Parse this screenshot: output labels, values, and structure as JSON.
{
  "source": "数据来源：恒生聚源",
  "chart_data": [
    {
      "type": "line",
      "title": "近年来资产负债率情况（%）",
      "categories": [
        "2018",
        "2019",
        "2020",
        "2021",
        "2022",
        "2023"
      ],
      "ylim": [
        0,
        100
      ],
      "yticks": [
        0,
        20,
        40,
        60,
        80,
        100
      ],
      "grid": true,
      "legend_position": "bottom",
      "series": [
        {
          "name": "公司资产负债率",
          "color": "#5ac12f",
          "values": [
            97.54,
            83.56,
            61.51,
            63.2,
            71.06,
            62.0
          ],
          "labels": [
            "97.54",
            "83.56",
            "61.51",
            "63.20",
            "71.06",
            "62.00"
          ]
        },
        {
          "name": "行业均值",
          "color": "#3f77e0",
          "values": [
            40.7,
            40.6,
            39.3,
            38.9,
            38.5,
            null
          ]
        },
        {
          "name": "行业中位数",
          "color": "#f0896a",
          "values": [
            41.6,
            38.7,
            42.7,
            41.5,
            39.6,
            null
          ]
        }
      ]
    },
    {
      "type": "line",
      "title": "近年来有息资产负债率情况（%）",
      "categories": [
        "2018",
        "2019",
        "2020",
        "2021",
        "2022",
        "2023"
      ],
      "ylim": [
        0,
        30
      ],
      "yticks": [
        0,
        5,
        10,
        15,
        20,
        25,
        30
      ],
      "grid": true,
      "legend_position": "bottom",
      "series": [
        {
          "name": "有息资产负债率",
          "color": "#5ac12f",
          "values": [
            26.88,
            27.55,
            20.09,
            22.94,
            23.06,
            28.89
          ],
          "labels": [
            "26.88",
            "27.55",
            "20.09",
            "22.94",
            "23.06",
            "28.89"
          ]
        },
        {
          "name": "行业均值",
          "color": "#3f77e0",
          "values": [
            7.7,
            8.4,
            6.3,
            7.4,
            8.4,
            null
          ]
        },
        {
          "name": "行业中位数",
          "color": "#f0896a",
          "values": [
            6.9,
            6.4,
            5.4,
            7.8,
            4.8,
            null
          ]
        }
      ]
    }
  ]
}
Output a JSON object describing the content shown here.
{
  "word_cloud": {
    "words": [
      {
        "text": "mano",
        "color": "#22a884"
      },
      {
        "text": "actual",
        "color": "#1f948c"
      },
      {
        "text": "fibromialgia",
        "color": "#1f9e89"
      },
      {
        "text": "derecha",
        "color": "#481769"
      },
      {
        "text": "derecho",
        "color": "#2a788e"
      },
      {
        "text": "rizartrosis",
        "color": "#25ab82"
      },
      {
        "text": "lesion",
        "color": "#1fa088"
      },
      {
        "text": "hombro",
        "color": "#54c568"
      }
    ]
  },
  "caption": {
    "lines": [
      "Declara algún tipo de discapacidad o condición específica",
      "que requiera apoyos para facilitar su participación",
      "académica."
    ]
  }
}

|---|

*WHAT TO PRODUCE:* Extract every entry in the listing word for word.

*WORKED SOLUTION:*
Parse this screenshot: output labels, values, and structure as JSON.
{
  "source": "数据来源：恒生聚源",
  "chart_data": [
    {
      "type": "line",
      "title": "近年来资产负债率情况（%）",
      "categories": [
        "2018",
        "2019",
        "2020",
        "2021",
        "2022",
        "2023"
      ],
      "ylim": [
        0,
        100
      ],
      "yticks": [
        0,
        20,
        40,
        60,
        80,
        100
      ],
      "grid": true,
      "legend_position": "bottom",
      "series": [
        {
          "name": "公司资产负债率",
          "color": "#5ac12f",
          "values": [
            97.54,
            83.56,
            61.51,
            63.2,
            71.06,
            62.0
          ],
          "labels": [
            "97.54",
            "83.56",
            "61.51",
            "63.20",
            "71.06",
            "62.00"
          ]
        },
        {
          "name": "行业均值",
          "color": "#3f77e0",
          "values": [
            40.7,
            40.6,
            39.3,
            38.9,
            38.5,
            null
          ]
        },
        {
          "name": "行业中位数",
          "color": "#f0896a",
          "values": [
            41.6,
            38.7,
            42.7,
            41.5,
            39.6,
            null
          ]
        }
      ]
    },
    {
      "type": "line",
      "title": "近年来有息资产负债率情况（%）",
      "categories": [
        "2018",
        "2019",
        "2020",
        "2021",
        "2022",
        "2023"
      ],
      "ylim": [
        0,
        30
      ],
      "yticks": [
        0,
        5,
        10,
        15,
        20,
        25,
        30
      ],
      "grid": true,
      "legend_position": "bottom",
      "series": [
        {
          "name": "有息资产负债率",
          "color": "#5ac12f",
          "values": [
            26.88,
            27.55,
            20.09,
            22.94,
            23.06,
            28.89
          ],
          "labels": [
            "26.88",
            "27.55",
            "20.09",
            "22.94",
            "23.06",
            "28.89"
          ]
        },
        {
          "name": "行业均值",
          "color": "#3f77e0",
          "values": [
            7.7,
            8.4,
            6.3,
            7.4,
            8.4,
            null
          ]
        },
        {
          "name": "行业中位数",
          "color": "#f0896a",
          "values": [
            6.9,
            6.4,
            5.4,
            7.8,
            4.8,
            null
          ]
        }
      ]
    }
  ]
}
Output a JSON object describing the content shown here.
{
  "word_cloud": {
    "words": [
      {
        "text": "mano",
        "color": "#22a884"
      },
      {
        "text": "actual",
        "color": "#1f948c"
      },
      {
        "text": "fibromialgia",
        "color": "#1f9e89"
      },
      {
        "text": "derecha",
        "color": "#481769"
      },
      {
        "text": "derecho",
        "color": "#2a788e"
      },
      {
        "text": "rizartrosis",
        "color": "#25ab82"
      },
      {
        "text": "lesion",
        "color": "#1fa088"
      },
      {
        "text": "hombro",
        "color": "#54c568"
      }
    ]
  },
  "caption": {
    "lines": [
      "Declara algún tipo de discapacidad o condición específica",
      "que requiera apoyos para facilitar su participación",
      "académica."
    ]
  }
}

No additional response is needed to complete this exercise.